Set task :: Write out the lines of the records below as a numbered list, skipping any blank lines and leaving out the pictures.

Extracted data records
□ □ □ □ □

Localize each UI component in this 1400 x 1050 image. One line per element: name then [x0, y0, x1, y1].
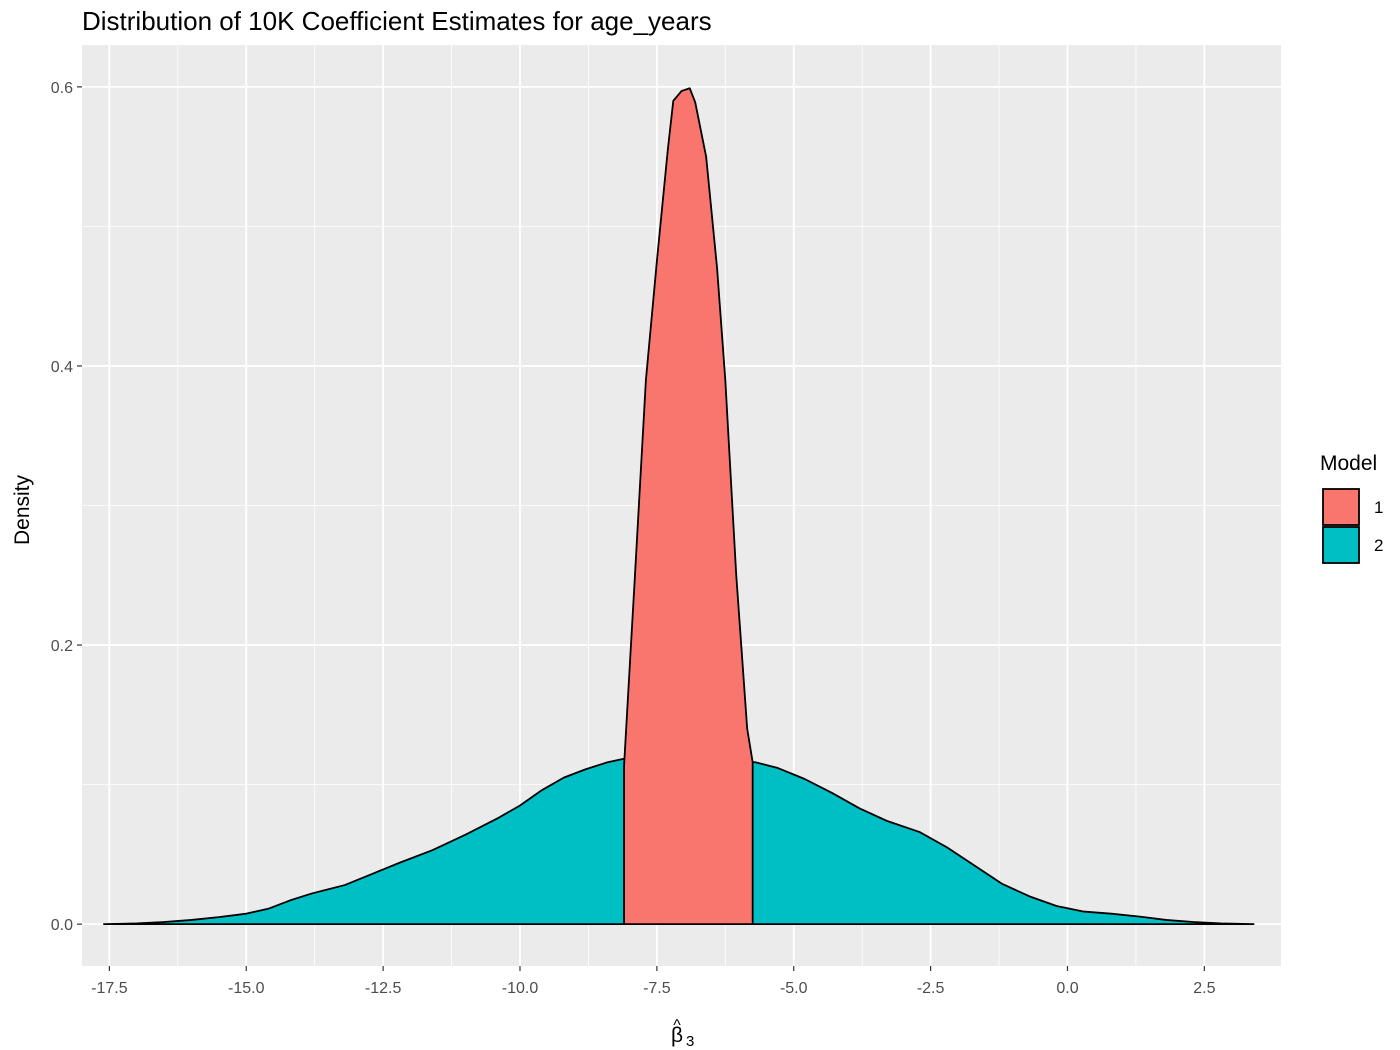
- legend-key-swatch-model-2: [1322, 526, 1360, 564]
- density-area-model-1: [623, 87, 754, 926]
- density-areas: [103, 87, 1255, 926]
- y-tick-label: 0.4: [51, 359, 73, 376]
- x-tick-label: -17.5: [91, 980, 128, 997]
- legend-label-model-2: 2: [1374, 536, 1383, 555]
- y-tick-label: 0.0: [51, 917, 73, 934]
- x-tick-label: 0.0: [1056, 980, 1078, 997]
- legend-key-swatch-model-1: [1322, 488, 1360, 526]
- x-axis-title-symbol: β: [671, 1024, 683, 1047]
- x-tick-label: -10.0: [502, 980, 539, 997]
- x-tick-label: -12.5: [365, 980, 402, 997]
- x-axis-title-subscript: 3: [686, 1033, 694, 1050]
- x-axis-title-hat: ^: [673, 1017, 681, 1034]
- x-tick-label: -15.0: [228, 980, 265, 997]
- x-axis-title: ^ β 3: [671, 1017, 694, 1050]
- x-axis: -17.5 -15.0 -12.5 -10.0 -7.5 -5.0 -2.5 0.0 2.5: [91, 966, 1216, 997]
- x-tick-label: -2.5: [917, 980, 945, 997]
- chart-title: Distribution of 10K Coefficient Estimate…: [82, 6, 712, 36]
- x-tick-label: -5.0: [780, 980, 808, 997]
- x-tick-label: 2.5: [1193, 980, 1215, 997]
- legend-label-model-1: 1: [1374, 498, 1383, 517]
- y-axis: 0.0 0.2 0.4 0.6: [51, 80, 82, 934]
- y-tick-label: 0.2: [51, 638, 73, 655]
- y-tick-label: 0.6: [51, 80, 73, 97]
- x-tick-label: -7.5: [643, 980, 671, 997]
- legend-title: Model: [1320, 452, 1377, 475]
- legend: Model 1 2: [1320, 452, 1383, 564]
- y-axis-title: Density: [11, 474, 34, 545]
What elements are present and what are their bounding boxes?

□ □ □ □ □

Solution to the exercise ::
1. Localize each UI component in this 1400 x 1050 image. One line per element: name then [x0, y0, x1, y1].
2. - legend-key-swatch-model-2: [1322, 526, 1360, 564]
3. - density-area-model-1: [623, 87, 754, 926]
4. - density-areas: [103, 87, 1255, 926]
5. - y-tick-label: 0.4: [51, 359, 73, 376]
6. - x-tick-label: -17.5: [91, 980, 128, 997]
7. - legend-label-model-2: 2: [1374, 536, 1383, 555]
8. - y-tick-label: 0.0: [51, 917, 73, 934]
9. - x-tick-label: 0.0: [1056, 980, 1078, 997]
10. - legend-key-swatch-model-1: [1322, 488, 1360, 526]
11. - x-axis-title-symbol: β: [671, 1024, 683, 1047]
12. - x-tick-label: -10.0: [502, 980, 539, 997]
13. - x-tick-label: -12.5: [365, 980, 402, 997]
14. - x-axis-title-subscript: 3: [686, 1033, 694, 1050]
15. - x-axis-title-hat: ^: [673, 1017, 681, 1034]
16. - x-tick-label: -15.0: [228, 980, 265, 997]
17. - x-axis-title: ^ β 3: [671, 1017, 694, 1050]
18. - x-axis: -17.5 -15.0 -12.5 -10.0 -7.5 -5.0 -2.5 0.0 2.5: [91, 966, 1216, 997]
19. - x-tick-label: -2.5: [917, 980, 945, 997]
20. - chart-title: Distribution of 10K Coefficient Estimate…: [82, 6, 712, 36]
21. - x-tick-label: -5.0: [780, 980, 808, 997]
22. - x-tick-label: 2.5: [1193, 980, 1215, 997]
23. - legend-label-model-1: 1: [1374, 498, 1383, 517]
24. - y-axis: 0.0 0.2 0.4 0.6: [51, 80, 82, 934]
25. - y-tick-label: 0.2: [51, 638, 73, 655]
26. - y-tick-label: 0.6: [51, 80, 73, 97]
27. - x-tick-label: -7.5: [643, 980, 671, 997]
28. - legend-title: Model: [1320, 452, 1377, 475]
29. - legend: Model 1 2: [1320, 452, 1383, 564]
30. - y-axis-title: Density: [11, 474, 34, 545]
31. What elements are present and what are their bounding boxes?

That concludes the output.